| Set problem |
Find every line below that contains the word "Final" and copy it out.

| Entries |
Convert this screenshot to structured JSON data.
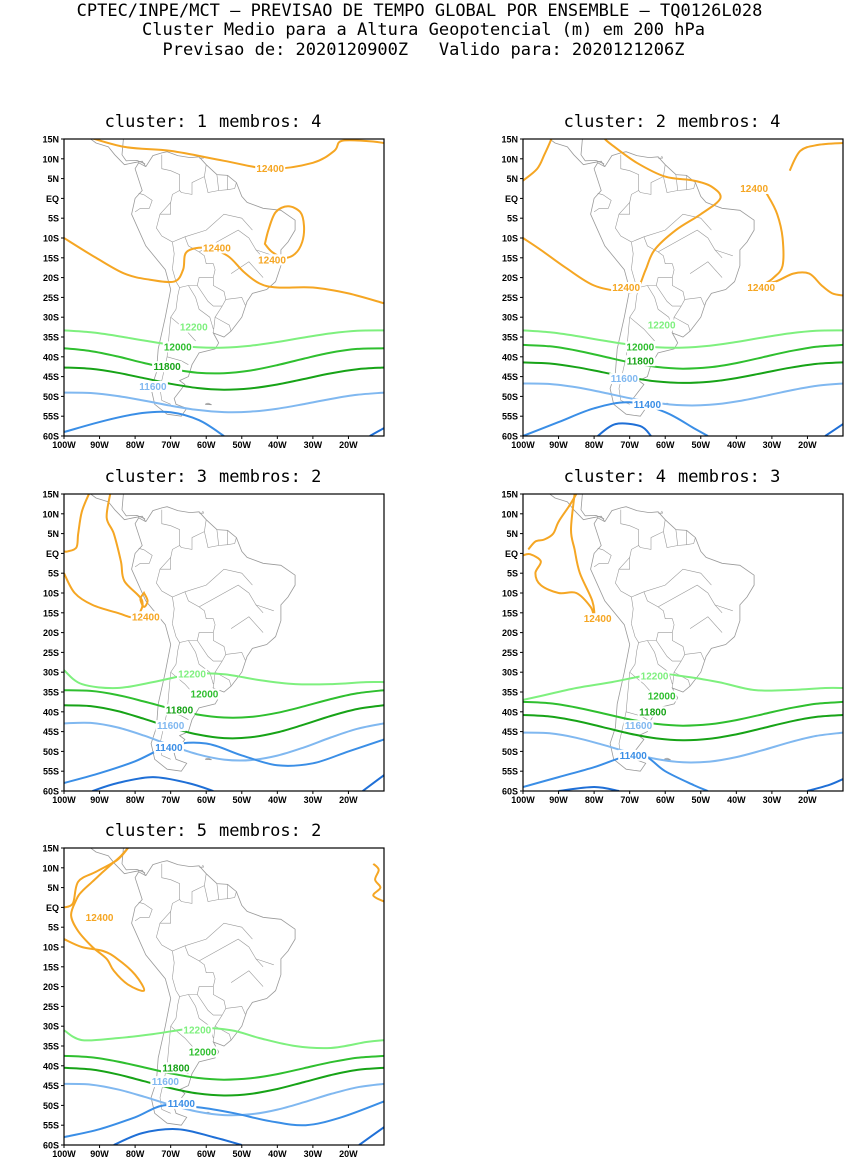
{
  "header": {
    "line1": "CPTEC/INPE/MCT – PREVISAO DE TEMPO GLOBAL POR ENSEMBLE – TQ0126L028",
    "line2": "Cluster Medio para a Altura Geopotencial (m) em 200 hPa",
    "line3_left": "Previsao de: 2020120900Z",
    "line3_right": "Valido para: 2020121206Z"
  },
  "axes": {
    "lat_labels": [
      "15N",
      "10N",
      "5N",
      "EQ",
      "5S",
      "10S",
      "15S",
      "20S",
      "25S",
      "30S",
      "35S",
      "40S",
      "45S",
      "50S",
      "55S",
      "60S"
    ],
    "lon_labels": [
      "100W",
      "90W",
      "80W",
      "70W",
      "60W",
      "50W",
      "40W",
      "30W",
      "20W"
    ],
    "lat_range": [
      -60,
      15
    ],
    "lon_range": [
      -100,
      -10
    ]
  },
  "colors": {
    "c12400": "#f5a623",
    "c12200": "#7ef07e",
    "c12000": "#2fbf2f",
    "c11800": "#17a317",
    "c11600": "#80b8f0",
    "c11400": "#3a8ee6",
    "c11200": "#1f6fd6",
    "coast": "#9a9a9a"
  },
  "panels": [
    {
      "title_cluster": "cluster: 1",
      "title_members": "membros: 4",
      "contour_labels": [
        {
          "value": "12400",
          "lon": -42,
          "lat": 7.5,
          "color": "c12400"
        },
        {
          "value": "12400",
          "lon": -57,
          "lat": -12.5,
          "color": "c12400"
        },
        {
          "value": "12400",
          "lon": -41.5,
          "lat": -15.5,
          "color": "c12400"
        },
        {
          "value": "12200",
          "lon": -63.5,
          "lat": -32.5,
          "color": "c12200"
        },
        {
          "value": "12000",
          "lon": -68,
          "lat": -37.5,
          "color": "c12000"
        },
        {
          "value": "11800",
          "lon": -71,
          "lat": -42.5,
          "color": "c11800"
        },
        {
          "value": "11600",
          "lon": -75,
          "lat": -47.5,
          "color": "c11600"
        }
      ]
    },
    {
      "title_cluster": "cluster: 2",
      "title_members": "membros: 4",
      "contour_labels": [
        {
          "value": "12400",
          "lon": -35,
          "lat": 2.5,
          "color": "c12400"
        },
        {
          "value": "12400",
          "lon": -71,
          "lat": -22.5,
          "color": "c12400"
        },
        {
          "value": "12400",
          "lon": -33,
          "lat": -22.5,
          "color": "c12400"
        },
        {
          "value": "12200",
          "lon": -61,
          "lat": -32,
          "color": "c12200"
        },
        {
          "value": "12000",
          "lon": -67,
          "lat": -37.5,
          "color": "c12000"
        },
        {
          "value": "11800",
          "lon": -67,
          "lat": -41,
          "color": "c11800"
        },
        {
          "value": "11600",
          "lon": -71.5,
          "lat": -45.5,
          "color": "c11600"
        },
        {
          "value": "11400",
          "lon": -65,
          "lat": -52,
          "color": "c11400"
        }
      ]
    },
    {
      "title_cluster": "cluster: 3",
      "title_members": "membros: 2",
      "contour_labels": [
        {
          "value": "12400",
          "lon": -77,
          "lat": -16,
          "color": "c12400"
        },
        {
          "value": "12200",
          "lon": -64,
          "lat": -30.5,
          "color": "c12200"
        },
        {
          "value": "12000",
          "lon": -60.5,
          "lat": -35.5,
          "color": "c12000"
        },
        {
          "value": "11800",
          "lon": -67.5,
          "lat": -39.5,
          "color": "c11800"
        },
        {
          "value": "11600",
          "lon": -70,
          "lat": -43.5,
          "color": "c11600"
        },
        {
          "value": "11400",
          "lon": -70.5,
          "lat": -49,
          "color": "c11400"
        }
      ]
    },
    {
      "title_cluster": "cluster: 4",
      "title_members": "membros: 3",
      "contour_labels": [
        {
          "value": "12400",
          "lon": -79,
          "lat": -16.5,
          "color": "c12400"
        },
        {
          "value": "12200",
          "lon": -63,
          "lat": -31,
          "color": "c12200"
        },
        {
          "value": "12000",
          "lon": -61,
          "lat": -36,
          "color": "c12000"
        },
        {
          "value": "11800",
          "lon": -63.5,
          "lat": -40,
          "color": "c11800"
        },
        {
          "value": "11600",
          "lon": -67.5,
          "lat": -43.5,
          "color": "c11600"
        },
        {
          "value": "11400",
          "lon": -69,
          "lat": -51,
          "color": "c11400"
        }
      ]
    },
    {
      "title_cluster": "cluster: 5",
      "title_members": "membros: 2",
      "contour_labels": [
        {
          "value": "12400",
          "lon": -90,
          "lat": -2.5,
          "color": "c12400"
        },
        {
          "value": "12200",
          "lon": -62.5,
          "lat": -31,
          "color": "c12200"
        },
        {
          "value": "12000",
          "lon": -61,
          "lat": -36.5,
          "color": "c12000"
        },
        {
          "value": "11800",
          "lon": -68.5,
          "lat": -40.5,
          "color": "c11800"
        },
        {
          "value": "11600",
          "lon": -71.5,
          "lat": -44,
          "color": "c11600"
        },
        {
          "value": "11400",
          "lon": -67,
          "lat": -49.5,
          "color": "c11400"
        }
      ]
    }
  ]
}
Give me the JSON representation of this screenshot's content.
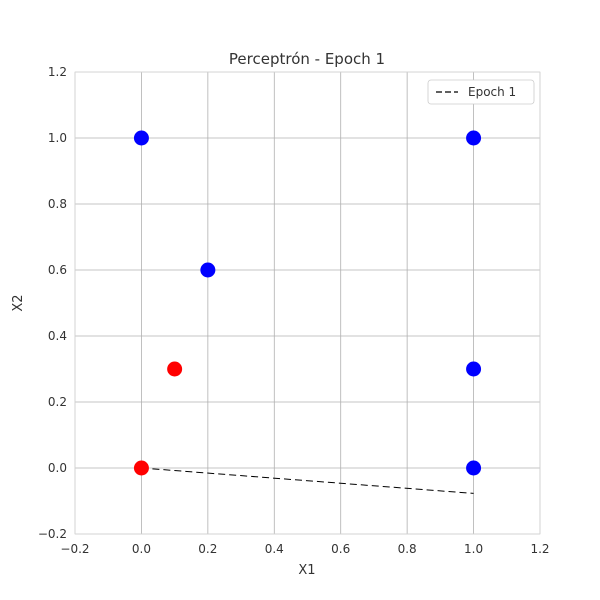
{
  "chart_data": {
    "type": "scatter",
    "title": "Perceptrón - Epoch 1",
    "xlabel": "X1",
    "ylabel": "X2",
    "xlim": [
      -0.2,
      1.2
    ],
    "ylim": [
      -0.2,
      1.2
    ],
    "xticks": [
      "−0.2",
      "0.0",
      "0.2",
      "0.4",
      "0.6",
      "0.8",
      "1.0",
      "1.2"
    ],
    "yticks": [
      "−0.2",
      "0.0",
      "0.2",
      "0.4",
      "0.6",
      "0.8",
      "1.0",
      "1.2"
    ],
    "grid": true,
    "legend_position": "top-right",
    "series": [
      {
        "color": "#0000ff",
        "points": [
          {
            "x": 0.0,
            "y": 1.0
          },
          {
            "x": 0.2,
            "y": 0.6
          },
          {
            "x": 1.0,
            "y": 1.0
          },
          {
            "x": 1.0,
            "y": 0.3
          },
          {
            "x": 1.0,
            "y": 0.0
          }
        ]
      },
      {
        "color": "#ff0000",
        "points": [
          {
            "x": 0.1,
            "y": 0.3
          },
          {
            "x": 0.0,
            "y": 0.0
          }
        ]
      }
    ],
    "lines": [
      {
        "name": "Epoch 1",
        "style": "dashed",
        "color": "#000000",
        "points": [
          {
            "x": 0.0,
            "y": 0.0
          },
          {
            "x": 1.0,
            "y": -0.077
          }
        ]
      }
    ]
  }
}
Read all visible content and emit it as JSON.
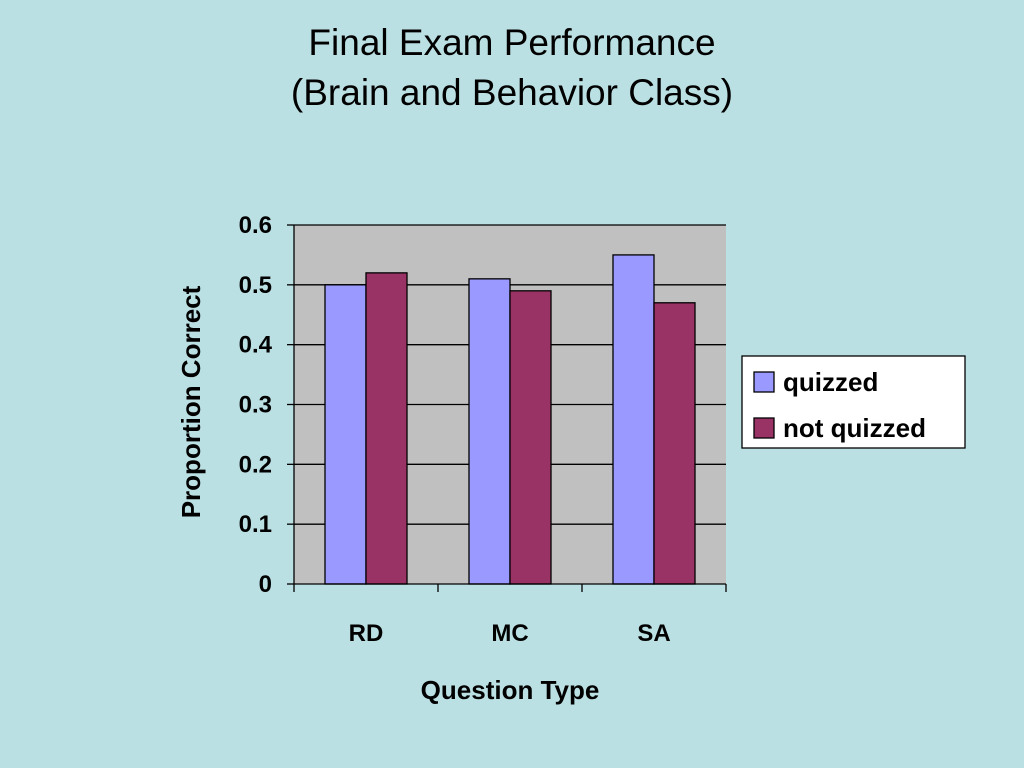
{
  "title_lines": [
    "Final Exam Performance",
    "(Brain and Behavior Class)"
  ],
  "chart_data": {
    "type": "bar",
    "title": "Final Exam Performance (Brain and Behavior Class)",
    "categories": [
      "RD",
      "MC",
      "SA"
    ],
    "series": [
      {
        "name": "quizzed",
        "values": [
          0.5,
          0.51,
          0.55
        ],
        "color": "#9999ff"
      },
      {
        "name": "not quizzed",
        "values": [
          0.52,
          0.49,
          0.47
        ],
        "color": "#993366"
      }
    ],
    "xlabel": "Question Type",
    "ylabel": "Proportion Correct",
    "ylim": [
      0,
      0.6
    ],
    "yticks": [
      "0",
      "0.1",
      "0.2",
      "0.3",
      "0.4",
      "0.5",
      "0.6"
    ],
    "grid": true,
    "plot_background": "#c0c0c0",
    "legend_position": "right"
  }
}
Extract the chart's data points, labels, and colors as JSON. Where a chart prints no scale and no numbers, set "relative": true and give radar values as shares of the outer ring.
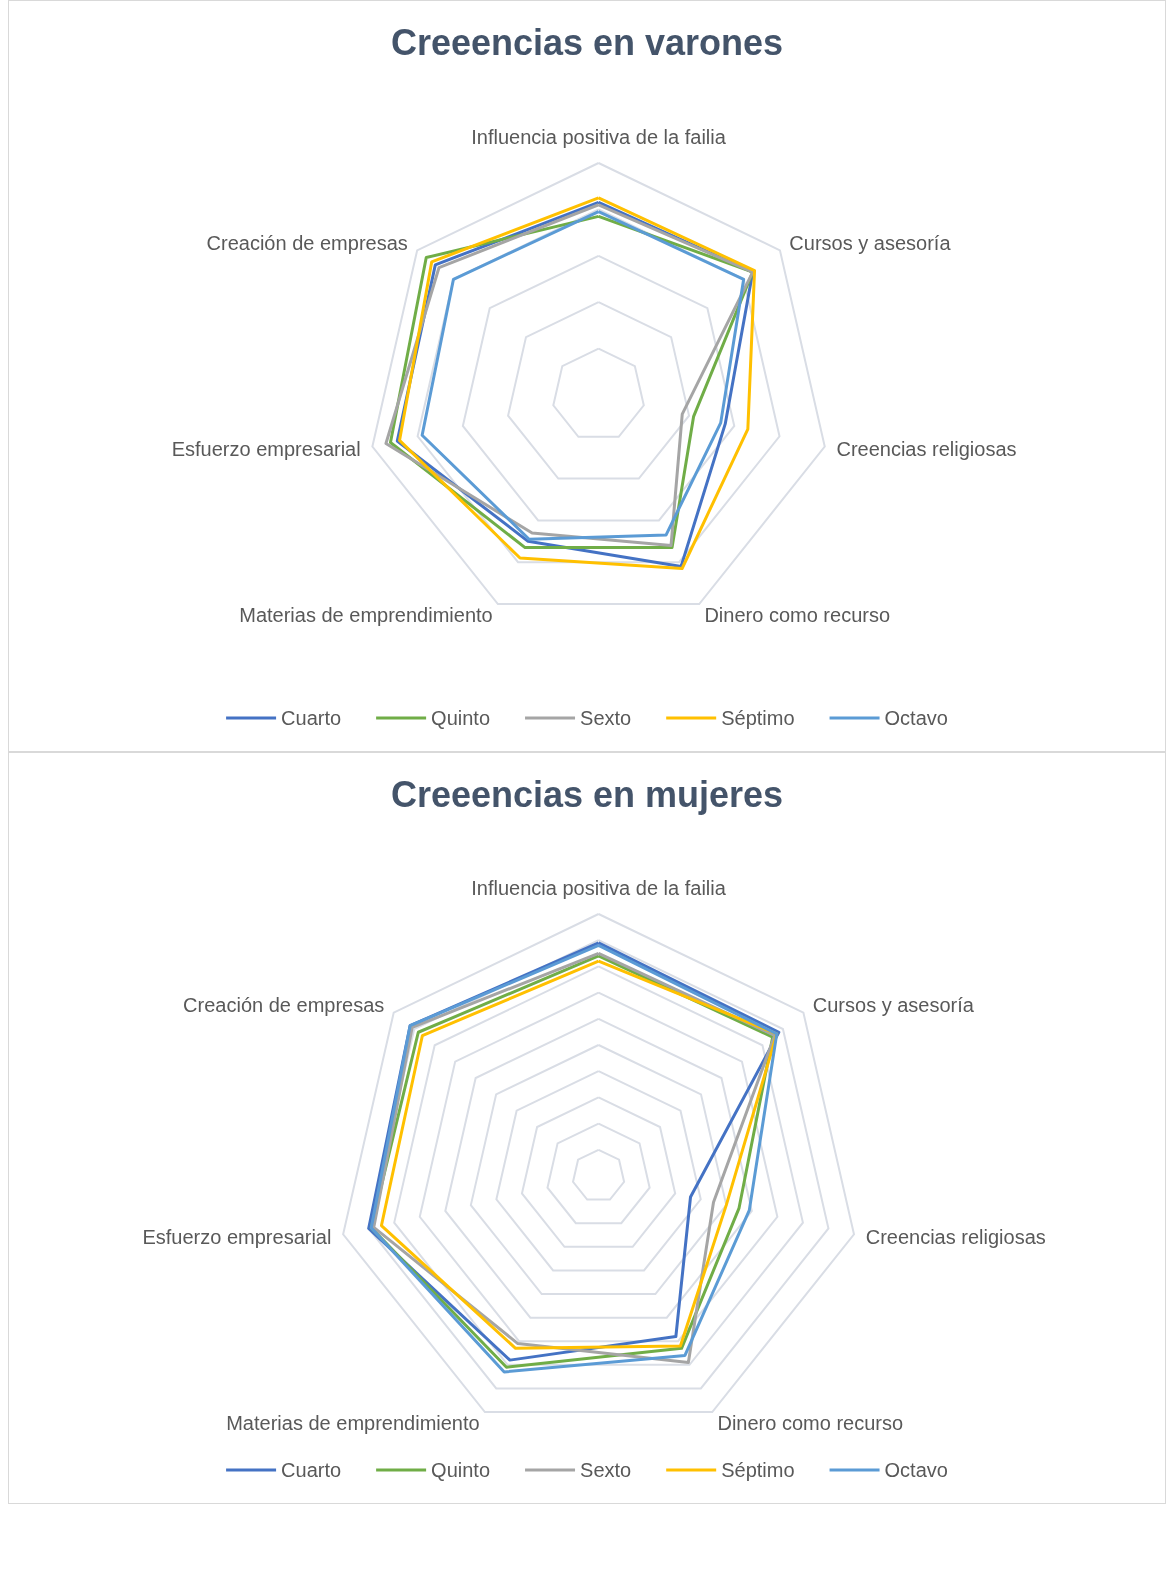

| Correct answer |
    "Final Exam Performance",
    "title": "Final Exam Performance (Brain and Behavior Class)",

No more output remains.